» **Collected data**:
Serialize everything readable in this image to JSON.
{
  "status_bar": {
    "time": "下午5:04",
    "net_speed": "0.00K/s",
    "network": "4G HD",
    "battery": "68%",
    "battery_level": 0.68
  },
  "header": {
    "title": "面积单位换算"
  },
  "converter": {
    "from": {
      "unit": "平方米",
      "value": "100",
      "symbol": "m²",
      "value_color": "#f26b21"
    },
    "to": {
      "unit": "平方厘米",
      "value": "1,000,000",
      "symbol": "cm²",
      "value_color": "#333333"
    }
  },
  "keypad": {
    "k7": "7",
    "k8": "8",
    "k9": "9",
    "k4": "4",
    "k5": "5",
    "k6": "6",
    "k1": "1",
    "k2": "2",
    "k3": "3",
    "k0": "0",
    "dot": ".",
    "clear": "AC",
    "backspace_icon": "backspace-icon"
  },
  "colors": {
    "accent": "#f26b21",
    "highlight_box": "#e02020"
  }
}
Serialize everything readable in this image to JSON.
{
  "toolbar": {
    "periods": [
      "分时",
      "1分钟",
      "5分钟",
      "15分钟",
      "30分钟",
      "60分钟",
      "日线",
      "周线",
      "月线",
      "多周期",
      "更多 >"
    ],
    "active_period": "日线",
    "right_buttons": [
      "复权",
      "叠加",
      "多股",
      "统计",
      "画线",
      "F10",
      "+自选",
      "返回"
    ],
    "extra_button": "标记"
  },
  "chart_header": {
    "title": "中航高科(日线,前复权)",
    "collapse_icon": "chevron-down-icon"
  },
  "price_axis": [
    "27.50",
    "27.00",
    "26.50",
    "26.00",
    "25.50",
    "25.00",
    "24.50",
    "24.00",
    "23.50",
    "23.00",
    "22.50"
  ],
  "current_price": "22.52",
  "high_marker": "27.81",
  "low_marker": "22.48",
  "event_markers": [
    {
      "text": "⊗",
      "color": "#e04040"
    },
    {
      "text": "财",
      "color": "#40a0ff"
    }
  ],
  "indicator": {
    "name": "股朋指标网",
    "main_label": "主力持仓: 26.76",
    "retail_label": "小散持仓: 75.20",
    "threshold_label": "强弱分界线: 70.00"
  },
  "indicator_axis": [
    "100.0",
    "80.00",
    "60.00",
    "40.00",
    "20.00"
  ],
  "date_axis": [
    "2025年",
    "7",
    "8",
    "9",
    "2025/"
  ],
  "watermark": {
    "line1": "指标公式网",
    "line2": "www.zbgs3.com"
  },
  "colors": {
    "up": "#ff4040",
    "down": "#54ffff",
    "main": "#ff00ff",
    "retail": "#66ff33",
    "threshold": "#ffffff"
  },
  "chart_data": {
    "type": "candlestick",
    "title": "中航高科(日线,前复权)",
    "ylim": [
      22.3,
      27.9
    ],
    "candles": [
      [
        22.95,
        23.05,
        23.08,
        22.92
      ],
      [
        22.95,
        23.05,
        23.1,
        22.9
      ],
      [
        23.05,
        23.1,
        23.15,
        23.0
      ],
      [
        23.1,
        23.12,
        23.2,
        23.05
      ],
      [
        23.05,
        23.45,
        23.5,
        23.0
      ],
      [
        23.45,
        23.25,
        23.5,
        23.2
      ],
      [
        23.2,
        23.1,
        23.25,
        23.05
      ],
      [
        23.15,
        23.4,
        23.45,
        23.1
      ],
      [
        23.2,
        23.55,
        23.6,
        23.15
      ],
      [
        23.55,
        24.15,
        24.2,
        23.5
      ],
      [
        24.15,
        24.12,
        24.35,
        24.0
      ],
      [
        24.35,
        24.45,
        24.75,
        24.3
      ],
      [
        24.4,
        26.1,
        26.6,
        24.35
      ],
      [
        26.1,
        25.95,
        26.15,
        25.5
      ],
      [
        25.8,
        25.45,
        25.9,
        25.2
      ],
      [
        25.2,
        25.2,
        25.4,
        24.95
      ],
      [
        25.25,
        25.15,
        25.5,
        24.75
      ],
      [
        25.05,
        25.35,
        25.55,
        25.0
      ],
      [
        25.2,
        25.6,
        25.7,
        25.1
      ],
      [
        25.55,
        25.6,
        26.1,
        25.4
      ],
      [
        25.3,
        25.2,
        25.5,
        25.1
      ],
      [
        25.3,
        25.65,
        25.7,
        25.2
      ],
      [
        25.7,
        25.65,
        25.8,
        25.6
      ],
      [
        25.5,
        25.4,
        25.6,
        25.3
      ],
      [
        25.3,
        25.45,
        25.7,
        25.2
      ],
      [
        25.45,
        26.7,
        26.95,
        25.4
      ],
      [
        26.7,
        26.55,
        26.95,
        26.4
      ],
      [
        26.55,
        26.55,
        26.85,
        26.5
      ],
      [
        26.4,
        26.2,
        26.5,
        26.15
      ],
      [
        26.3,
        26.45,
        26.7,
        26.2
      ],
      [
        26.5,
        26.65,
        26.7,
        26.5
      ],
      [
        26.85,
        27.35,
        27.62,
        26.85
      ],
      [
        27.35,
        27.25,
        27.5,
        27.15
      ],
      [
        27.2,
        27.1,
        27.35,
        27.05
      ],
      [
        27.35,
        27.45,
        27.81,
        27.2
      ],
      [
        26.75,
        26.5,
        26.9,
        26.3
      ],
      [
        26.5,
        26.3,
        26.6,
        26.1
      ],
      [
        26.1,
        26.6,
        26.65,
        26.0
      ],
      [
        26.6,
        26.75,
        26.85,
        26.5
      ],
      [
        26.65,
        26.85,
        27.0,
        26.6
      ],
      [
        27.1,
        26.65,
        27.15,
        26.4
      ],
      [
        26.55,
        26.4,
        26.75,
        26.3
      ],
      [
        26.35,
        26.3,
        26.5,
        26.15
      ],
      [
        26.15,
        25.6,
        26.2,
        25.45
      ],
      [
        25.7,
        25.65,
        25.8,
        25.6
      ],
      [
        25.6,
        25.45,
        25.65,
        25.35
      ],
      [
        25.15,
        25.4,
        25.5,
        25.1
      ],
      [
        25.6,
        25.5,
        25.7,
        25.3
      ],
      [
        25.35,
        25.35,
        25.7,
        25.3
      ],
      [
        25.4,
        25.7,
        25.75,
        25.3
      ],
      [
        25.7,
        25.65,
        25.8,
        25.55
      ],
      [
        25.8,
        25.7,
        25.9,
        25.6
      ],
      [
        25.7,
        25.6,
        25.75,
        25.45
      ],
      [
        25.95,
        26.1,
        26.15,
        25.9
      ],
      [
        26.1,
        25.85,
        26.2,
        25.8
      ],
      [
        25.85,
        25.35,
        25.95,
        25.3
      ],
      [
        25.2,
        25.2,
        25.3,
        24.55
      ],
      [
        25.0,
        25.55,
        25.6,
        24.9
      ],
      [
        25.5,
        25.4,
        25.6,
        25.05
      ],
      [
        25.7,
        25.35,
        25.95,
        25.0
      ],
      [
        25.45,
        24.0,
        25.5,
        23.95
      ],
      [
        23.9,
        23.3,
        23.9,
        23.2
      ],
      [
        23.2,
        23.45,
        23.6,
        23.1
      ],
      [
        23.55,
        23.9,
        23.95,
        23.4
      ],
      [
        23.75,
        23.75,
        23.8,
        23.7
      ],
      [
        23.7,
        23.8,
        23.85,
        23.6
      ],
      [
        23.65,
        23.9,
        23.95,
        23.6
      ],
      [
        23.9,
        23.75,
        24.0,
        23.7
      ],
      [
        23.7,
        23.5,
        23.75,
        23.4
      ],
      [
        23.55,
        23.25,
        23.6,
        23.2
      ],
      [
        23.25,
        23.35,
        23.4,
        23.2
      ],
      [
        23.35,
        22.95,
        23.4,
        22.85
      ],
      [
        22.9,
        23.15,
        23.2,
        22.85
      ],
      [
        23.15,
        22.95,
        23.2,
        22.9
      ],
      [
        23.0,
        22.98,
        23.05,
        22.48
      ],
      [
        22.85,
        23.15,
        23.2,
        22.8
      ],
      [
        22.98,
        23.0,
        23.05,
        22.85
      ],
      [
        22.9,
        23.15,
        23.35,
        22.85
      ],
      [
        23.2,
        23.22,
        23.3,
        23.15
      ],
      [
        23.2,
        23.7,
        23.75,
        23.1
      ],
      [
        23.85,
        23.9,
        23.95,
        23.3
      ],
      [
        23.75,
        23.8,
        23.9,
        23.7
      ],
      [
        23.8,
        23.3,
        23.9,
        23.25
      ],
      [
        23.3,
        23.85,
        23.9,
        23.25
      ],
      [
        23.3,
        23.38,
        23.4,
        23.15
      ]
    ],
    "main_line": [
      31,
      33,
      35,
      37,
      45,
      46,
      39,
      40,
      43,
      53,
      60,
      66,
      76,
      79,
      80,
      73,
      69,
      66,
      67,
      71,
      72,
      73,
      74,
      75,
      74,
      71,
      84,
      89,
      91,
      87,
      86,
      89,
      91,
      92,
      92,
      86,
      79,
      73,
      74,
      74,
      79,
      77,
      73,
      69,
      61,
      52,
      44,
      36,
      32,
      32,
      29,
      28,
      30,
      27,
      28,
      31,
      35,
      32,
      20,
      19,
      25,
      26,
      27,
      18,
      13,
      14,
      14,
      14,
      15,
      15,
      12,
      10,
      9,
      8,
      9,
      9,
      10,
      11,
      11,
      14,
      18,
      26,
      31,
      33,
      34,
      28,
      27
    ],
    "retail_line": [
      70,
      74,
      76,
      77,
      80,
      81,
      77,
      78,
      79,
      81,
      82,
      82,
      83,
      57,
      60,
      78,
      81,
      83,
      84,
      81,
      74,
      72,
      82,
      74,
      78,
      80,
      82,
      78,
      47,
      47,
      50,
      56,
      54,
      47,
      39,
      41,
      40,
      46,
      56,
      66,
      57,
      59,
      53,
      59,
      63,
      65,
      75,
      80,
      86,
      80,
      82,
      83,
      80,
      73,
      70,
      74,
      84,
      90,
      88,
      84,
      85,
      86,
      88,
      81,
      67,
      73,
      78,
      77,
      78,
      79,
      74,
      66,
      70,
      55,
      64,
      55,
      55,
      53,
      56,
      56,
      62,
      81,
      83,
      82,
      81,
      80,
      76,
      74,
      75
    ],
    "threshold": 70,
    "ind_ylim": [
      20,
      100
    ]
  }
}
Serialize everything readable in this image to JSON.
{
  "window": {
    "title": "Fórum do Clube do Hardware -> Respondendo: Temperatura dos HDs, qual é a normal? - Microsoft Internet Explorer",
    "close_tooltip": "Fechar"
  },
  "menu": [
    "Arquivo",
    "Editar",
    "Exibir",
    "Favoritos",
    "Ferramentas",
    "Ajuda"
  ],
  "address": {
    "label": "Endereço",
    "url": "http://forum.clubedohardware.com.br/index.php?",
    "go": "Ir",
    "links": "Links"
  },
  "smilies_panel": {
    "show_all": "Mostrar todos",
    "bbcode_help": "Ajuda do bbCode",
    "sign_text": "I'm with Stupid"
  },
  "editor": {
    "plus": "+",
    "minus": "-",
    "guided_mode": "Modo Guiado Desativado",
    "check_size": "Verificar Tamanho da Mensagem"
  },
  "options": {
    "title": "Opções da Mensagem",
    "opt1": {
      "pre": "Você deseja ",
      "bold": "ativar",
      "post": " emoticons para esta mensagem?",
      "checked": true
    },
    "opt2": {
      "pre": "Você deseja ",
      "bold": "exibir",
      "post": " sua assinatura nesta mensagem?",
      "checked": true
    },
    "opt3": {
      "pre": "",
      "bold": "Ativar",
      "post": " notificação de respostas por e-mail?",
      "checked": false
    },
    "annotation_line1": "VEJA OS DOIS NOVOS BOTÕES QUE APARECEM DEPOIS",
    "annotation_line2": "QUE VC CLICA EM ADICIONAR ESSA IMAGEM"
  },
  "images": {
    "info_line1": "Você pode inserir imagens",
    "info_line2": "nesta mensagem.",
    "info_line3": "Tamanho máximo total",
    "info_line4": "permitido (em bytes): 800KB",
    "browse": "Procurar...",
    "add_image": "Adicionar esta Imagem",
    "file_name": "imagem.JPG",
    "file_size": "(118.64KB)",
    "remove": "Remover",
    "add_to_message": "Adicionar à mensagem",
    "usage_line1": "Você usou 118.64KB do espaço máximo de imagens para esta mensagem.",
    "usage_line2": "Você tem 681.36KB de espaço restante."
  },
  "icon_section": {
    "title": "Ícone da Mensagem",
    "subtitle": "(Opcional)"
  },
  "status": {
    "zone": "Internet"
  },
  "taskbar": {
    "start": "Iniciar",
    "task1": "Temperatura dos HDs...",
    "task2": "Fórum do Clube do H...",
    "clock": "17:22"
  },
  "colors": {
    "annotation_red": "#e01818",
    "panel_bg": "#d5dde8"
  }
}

» **Set problem**:
Where a line in the entries holds the word "Tamanho", copy that line.

» **Solution for this task**:
    "check_size": "Verificar Tamanho da Mensagem"
    "info_line3": "Tamanho máximo total",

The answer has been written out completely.